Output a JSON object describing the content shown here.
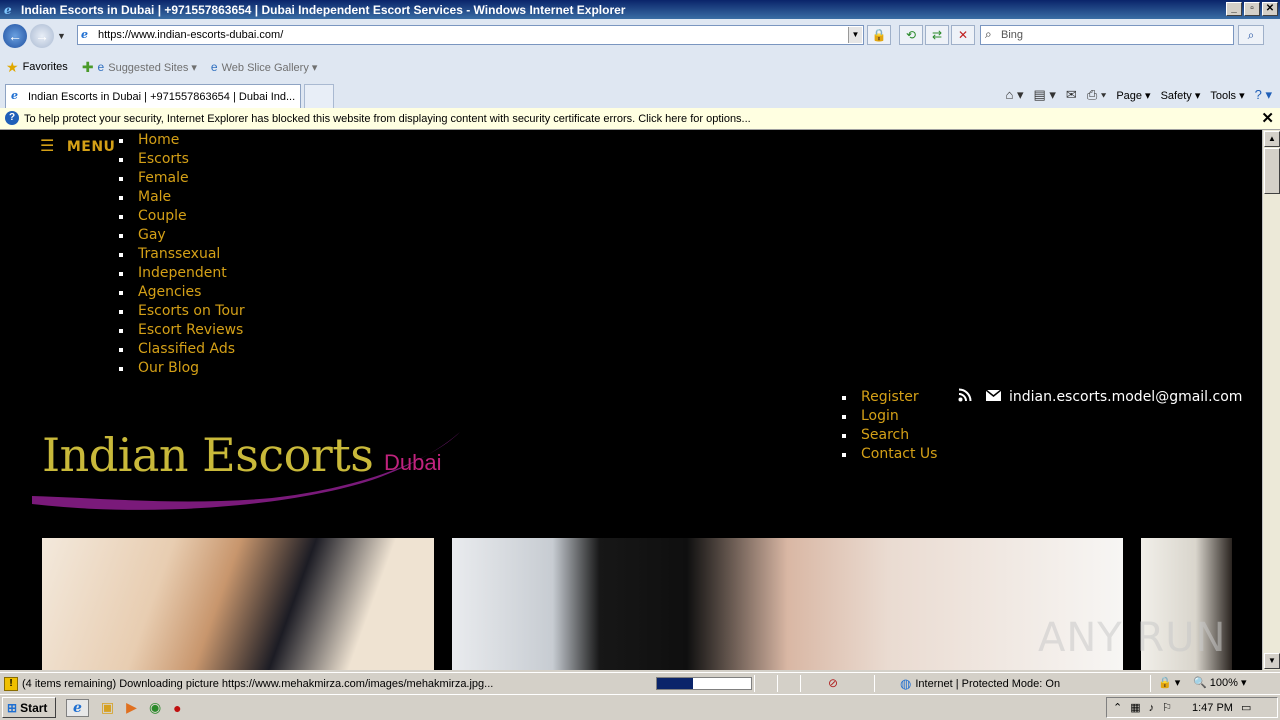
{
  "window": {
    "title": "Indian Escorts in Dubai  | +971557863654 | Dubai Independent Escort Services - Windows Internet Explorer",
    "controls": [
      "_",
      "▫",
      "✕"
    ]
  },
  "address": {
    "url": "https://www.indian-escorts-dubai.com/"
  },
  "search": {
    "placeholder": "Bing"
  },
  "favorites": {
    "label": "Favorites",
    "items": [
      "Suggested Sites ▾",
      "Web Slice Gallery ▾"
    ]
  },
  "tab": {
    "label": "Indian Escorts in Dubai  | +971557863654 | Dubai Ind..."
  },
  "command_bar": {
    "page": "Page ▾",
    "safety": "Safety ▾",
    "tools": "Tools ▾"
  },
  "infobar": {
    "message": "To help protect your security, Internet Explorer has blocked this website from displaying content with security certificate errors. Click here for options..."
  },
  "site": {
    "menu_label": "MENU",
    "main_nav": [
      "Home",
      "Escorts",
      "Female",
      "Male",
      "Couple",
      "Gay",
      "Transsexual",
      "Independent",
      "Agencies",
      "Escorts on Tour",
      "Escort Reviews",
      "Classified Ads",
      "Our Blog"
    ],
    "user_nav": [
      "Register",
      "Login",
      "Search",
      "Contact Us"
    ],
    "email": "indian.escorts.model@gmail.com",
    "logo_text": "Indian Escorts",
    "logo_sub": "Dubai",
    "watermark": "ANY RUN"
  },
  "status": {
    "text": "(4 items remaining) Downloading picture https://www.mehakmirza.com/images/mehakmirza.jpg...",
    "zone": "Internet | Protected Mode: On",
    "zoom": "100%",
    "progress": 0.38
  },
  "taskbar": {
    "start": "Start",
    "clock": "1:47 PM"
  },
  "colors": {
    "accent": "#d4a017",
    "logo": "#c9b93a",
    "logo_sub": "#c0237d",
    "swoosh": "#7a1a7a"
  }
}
◆ ◆ ◆
- _THE TASK_: Print the whole listing above once more, word for word, without its pictures.

- _WORKED ANSWER_:
Output a JSON object describing the content shown here.
{
  "window": {
    "title": "Indian Escorts in Dubai  | +971557863654 | Dubai Independent Escort Services - Windows Internet Explorer",
    "controls": [
      "_",
      "▫",
      "✕"
    ]
  },
  "address": {
    "url": "https://www.indian-escorts-dubai.com/"
  },
  "search": {
    "placeholder": "Bing"
  },
  "favorites": {
    "label": "Favorites",
    "items": [
      "Suggested Sites ▾",
      "Web Slice Gallery ▾"
    ]
  },
  "tab": {
    "label": "Indian Escorts in Dubai  | +971557863654 | Dubai Ind..."
  },
  "command_bar": {
    "page": "Page ▾",
    "safety": "Safety ▾",
    "tools": "Tools ▾"
  },
  "infobar": {
    "message": "To help protect your security, Internet Explorer has blocked this website from displaying content with security certificate errors. Click here for options..."
  },
  "site": {
    "menu_label": "MENU",
    "main_nav": [
      "Home",
      "Escorts",
      "Female",
      "Male",
      "Couple",
      "Gay",
      "Transsexual",
      "Independent",
      "Agencies",
      "Escorts on Tour",
      "Escort Reviews",
      "Classified Ads",
      "Our Blog"
    ],
    "user_nav": [
      "Register",
      "Login",
      "Search",
      "Contact Us"
    ],
    "email": "indian.escorts.model@gmail.com",
    "logo_text": "Indian Escorts",
    "logo_sub": "Dubai",
    "watermark": "ANY RUN"
  },
  "status": {
    "text": "(4 items remaining) Downloading picture https://www.mehakmirza.com/images/mehakmirza.jpg...",
    "zone": "Internet | Protected Mode: On",
    "zoom": "100%",
    "progress": 0.38
  },
  "taskbar": {
    "start": "Start",
    "clock": "1:47 PM"
  },
  "colors": {
    "accent": "#d4a017",
    "logo": "#c9b93a",
    "logo_sub": "#c0237d",
    "swoosh": "#7a1a7a"
  }
}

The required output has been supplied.